TASK DIRECTIONS
Pick out all lines of the entries that include the word "disks" and copy them.

-- RECORDS start --

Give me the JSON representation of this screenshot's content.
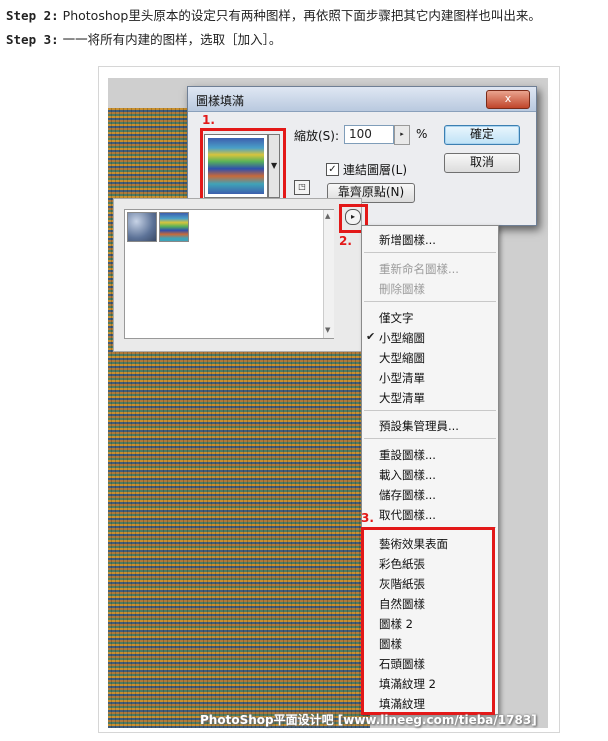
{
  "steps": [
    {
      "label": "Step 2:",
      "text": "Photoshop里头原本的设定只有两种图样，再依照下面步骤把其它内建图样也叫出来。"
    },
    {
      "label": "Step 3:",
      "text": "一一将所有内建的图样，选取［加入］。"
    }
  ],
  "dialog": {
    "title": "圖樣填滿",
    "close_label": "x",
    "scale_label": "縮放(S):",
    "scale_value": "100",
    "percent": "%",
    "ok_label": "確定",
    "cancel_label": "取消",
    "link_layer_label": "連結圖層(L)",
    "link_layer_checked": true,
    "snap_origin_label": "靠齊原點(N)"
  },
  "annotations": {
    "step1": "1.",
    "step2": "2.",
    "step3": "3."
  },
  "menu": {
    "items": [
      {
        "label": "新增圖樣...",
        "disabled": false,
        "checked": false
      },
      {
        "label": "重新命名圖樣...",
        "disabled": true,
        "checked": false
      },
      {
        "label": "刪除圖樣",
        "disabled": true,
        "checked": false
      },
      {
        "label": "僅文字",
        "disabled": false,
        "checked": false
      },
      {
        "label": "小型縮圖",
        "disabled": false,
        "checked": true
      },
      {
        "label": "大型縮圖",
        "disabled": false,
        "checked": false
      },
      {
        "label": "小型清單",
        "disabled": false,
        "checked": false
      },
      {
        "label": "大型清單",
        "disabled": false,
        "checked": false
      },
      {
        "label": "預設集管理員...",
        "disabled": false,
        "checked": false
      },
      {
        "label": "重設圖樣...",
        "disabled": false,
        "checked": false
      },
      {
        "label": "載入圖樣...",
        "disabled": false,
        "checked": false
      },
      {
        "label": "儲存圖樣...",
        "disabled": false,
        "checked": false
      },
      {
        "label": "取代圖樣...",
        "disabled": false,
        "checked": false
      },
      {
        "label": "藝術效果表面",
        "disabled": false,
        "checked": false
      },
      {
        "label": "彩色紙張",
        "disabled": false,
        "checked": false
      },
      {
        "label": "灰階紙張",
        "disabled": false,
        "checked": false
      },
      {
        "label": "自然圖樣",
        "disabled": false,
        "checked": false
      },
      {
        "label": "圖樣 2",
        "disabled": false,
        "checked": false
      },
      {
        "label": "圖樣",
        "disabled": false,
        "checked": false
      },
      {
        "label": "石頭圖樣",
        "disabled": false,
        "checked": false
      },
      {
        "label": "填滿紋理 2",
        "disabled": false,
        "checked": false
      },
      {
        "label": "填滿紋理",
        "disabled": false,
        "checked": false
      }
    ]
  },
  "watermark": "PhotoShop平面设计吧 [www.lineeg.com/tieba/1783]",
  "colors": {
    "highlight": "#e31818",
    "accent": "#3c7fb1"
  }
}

-- RECORDS end --
-- RECORDS start --

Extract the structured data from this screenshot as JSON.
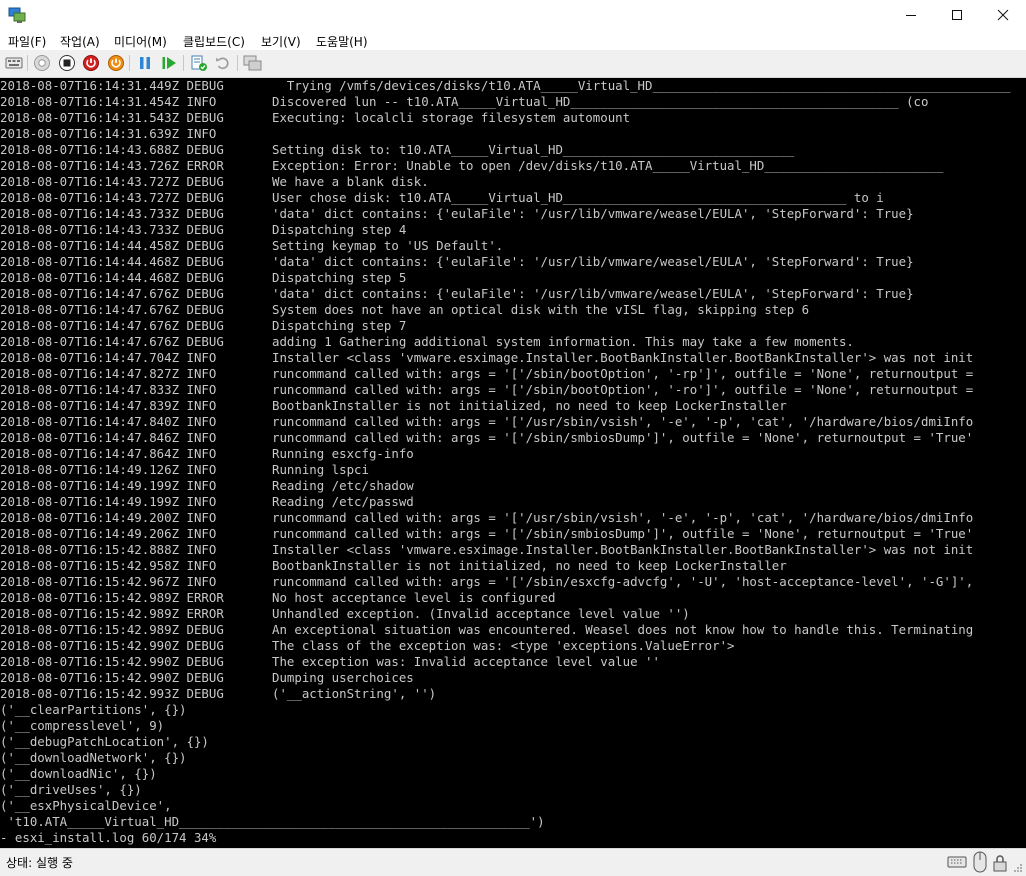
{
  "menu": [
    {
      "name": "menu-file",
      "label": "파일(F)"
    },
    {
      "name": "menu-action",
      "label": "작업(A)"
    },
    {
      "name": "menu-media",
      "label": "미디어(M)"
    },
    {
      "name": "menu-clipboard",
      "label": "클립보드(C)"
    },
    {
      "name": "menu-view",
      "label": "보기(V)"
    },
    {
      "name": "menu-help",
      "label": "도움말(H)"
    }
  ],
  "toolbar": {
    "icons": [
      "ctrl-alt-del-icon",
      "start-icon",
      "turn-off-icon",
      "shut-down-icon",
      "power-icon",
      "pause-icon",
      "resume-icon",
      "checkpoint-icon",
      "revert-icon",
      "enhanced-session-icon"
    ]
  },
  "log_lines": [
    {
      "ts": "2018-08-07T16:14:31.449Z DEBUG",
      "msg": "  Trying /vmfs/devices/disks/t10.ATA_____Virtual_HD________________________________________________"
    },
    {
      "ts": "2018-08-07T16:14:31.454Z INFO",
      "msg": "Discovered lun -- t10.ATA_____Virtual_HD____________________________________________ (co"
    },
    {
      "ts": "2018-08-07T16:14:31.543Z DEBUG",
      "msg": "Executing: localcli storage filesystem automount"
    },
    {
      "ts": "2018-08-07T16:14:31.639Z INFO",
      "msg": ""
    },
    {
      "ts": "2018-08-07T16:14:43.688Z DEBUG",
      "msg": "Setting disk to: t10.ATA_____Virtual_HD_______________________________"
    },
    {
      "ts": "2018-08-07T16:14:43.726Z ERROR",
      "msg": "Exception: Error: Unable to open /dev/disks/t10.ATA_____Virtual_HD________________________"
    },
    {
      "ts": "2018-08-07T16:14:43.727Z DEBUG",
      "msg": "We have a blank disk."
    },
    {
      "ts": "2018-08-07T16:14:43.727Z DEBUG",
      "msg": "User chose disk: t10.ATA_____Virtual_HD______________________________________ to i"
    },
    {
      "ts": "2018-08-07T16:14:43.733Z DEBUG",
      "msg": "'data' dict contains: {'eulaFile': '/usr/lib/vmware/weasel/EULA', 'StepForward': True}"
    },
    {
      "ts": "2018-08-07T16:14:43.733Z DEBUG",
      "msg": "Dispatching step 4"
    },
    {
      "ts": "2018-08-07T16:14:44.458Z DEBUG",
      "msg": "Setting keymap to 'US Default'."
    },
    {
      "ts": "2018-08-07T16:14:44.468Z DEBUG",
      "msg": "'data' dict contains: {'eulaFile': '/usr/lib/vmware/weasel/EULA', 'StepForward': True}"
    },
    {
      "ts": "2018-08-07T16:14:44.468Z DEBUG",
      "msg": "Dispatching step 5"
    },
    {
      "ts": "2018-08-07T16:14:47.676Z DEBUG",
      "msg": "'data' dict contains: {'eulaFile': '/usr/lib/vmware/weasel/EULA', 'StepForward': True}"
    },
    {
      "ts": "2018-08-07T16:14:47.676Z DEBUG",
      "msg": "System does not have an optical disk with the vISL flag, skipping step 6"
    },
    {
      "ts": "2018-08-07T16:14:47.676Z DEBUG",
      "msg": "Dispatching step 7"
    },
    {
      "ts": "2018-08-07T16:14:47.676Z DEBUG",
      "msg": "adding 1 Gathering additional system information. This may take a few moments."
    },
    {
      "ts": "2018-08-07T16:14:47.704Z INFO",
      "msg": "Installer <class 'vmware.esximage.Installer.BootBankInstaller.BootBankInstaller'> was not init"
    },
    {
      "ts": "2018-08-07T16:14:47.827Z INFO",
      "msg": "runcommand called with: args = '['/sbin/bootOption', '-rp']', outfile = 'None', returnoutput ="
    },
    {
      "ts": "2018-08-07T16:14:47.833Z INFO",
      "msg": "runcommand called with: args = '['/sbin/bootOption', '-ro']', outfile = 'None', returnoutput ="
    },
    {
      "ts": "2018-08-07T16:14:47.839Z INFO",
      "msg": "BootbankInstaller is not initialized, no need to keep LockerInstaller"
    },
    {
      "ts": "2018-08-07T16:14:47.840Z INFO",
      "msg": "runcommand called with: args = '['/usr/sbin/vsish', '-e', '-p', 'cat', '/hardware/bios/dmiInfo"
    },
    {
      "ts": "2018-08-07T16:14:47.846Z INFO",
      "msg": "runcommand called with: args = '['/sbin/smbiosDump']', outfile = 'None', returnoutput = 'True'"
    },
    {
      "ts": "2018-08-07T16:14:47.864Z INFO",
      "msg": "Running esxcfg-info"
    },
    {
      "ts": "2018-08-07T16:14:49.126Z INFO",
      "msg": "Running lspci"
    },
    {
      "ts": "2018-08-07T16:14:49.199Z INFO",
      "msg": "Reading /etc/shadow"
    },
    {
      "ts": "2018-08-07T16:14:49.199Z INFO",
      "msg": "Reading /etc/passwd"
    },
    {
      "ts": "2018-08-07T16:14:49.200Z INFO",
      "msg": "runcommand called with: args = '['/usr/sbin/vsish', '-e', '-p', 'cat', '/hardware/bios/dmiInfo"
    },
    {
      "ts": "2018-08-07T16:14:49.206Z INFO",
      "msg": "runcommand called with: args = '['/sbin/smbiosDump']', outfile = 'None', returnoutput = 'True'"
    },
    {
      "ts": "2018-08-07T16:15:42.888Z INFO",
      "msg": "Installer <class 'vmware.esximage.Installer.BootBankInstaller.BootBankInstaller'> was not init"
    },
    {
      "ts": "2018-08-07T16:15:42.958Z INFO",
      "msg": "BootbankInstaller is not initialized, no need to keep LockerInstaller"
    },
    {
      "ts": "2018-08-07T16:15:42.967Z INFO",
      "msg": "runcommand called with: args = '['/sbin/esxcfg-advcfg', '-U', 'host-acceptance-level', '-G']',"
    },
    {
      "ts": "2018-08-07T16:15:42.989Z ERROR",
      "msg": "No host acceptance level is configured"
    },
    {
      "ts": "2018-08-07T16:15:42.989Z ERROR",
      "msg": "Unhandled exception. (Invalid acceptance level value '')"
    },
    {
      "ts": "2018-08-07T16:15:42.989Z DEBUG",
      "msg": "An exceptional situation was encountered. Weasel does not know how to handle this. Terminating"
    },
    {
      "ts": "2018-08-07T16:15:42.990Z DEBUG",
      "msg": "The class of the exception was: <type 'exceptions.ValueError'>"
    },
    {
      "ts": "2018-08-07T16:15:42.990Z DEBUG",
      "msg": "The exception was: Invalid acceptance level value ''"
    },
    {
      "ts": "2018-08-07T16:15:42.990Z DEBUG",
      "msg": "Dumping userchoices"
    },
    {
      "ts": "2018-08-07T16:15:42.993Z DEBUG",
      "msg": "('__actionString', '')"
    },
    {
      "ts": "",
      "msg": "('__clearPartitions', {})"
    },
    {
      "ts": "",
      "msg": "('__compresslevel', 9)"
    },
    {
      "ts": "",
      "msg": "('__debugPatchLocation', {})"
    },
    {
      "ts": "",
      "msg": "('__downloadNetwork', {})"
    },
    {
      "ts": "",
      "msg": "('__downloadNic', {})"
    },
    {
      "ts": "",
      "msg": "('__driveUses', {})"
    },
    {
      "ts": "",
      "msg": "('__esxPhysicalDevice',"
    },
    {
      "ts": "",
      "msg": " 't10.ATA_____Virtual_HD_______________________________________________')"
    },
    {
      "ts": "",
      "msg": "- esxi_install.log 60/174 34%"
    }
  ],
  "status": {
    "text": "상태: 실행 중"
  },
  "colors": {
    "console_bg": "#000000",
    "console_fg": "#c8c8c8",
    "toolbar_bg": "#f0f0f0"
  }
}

-- RECORDS end --

TASK SOLUTION
      "msg": "  Trying /vmfs/devices/disks/t10.ATA_____Virtual_HD________________________________________________"
      "msg": "Exception: Error: Unable to open /dev/disks/t10.ATA_____Virtual_HD________________________"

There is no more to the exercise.